[Some records]
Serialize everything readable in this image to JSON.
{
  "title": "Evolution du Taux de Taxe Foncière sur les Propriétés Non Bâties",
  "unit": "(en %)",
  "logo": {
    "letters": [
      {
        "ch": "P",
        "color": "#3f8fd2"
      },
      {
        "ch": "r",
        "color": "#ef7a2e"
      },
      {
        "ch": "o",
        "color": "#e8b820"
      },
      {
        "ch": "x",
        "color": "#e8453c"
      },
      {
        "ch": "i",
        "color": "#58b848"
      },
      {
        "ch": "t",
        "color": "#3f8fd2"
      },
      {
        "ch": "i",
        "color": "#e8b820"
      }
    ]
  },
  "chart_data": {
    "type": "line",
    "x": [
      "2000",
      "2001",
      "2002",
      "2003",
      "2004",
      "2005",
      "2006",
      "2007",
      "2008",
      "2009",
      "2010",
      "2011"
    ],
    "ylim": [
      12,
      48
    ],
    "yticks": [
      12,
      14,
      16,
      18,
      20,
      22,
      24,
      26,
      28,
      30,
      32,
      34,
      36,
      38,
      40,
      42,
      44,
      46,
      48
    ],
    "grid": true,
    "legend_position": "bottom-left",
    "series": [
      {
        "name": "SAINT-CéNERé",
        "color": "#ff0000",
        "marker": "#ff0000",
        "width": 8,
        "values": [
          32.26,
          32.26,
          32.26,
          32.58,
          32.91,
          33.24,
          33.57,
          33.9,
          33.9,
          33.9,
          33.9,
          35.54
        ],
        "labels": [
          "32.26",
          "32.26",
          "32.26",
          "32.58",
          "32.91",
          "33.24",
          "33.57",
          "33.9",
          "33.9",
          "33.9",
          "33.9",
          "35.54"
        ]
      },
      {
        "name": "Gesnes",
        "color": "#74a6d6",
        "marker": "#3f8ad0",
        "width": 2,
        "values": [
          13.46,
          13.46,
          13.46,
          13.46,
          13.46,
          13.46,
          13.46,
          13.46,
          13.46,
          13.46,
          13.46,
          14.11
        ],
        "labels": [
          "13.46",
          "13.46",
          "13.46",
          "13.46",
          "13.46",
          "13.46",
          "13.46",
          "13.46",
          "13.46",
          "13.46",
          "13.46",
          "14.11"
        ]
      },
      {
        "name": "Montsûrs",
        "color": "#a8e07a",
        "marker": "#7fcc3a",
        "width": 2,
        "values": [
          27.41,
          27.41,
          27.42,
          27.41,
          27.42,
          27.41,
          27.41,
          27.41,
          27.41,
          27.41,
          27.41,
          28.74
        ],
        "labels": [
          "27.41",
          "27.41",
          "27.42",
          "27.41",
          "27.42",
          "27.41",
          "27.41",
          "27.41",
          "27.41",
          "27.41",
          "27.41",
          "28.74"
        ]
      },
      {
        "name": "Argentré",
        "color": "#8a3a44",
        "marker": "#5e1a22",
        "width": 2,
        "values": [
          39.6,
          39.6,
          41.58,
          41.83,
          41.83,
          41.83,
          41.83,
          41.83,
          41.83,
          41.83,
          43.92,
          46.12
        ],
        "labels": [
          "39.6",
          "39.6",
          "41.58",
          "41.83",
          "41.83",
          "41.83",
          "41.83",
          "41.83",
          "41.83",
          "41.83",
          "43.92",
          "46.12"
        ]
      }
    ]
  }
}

-- Directive --
Extract from the data every line where "name" shows up.

-- Response to this task --
        "name": "SAINT-CéNERé",
        "name": "Gesnes",
        "name": "Montsûrs",
        "name": "Argentré",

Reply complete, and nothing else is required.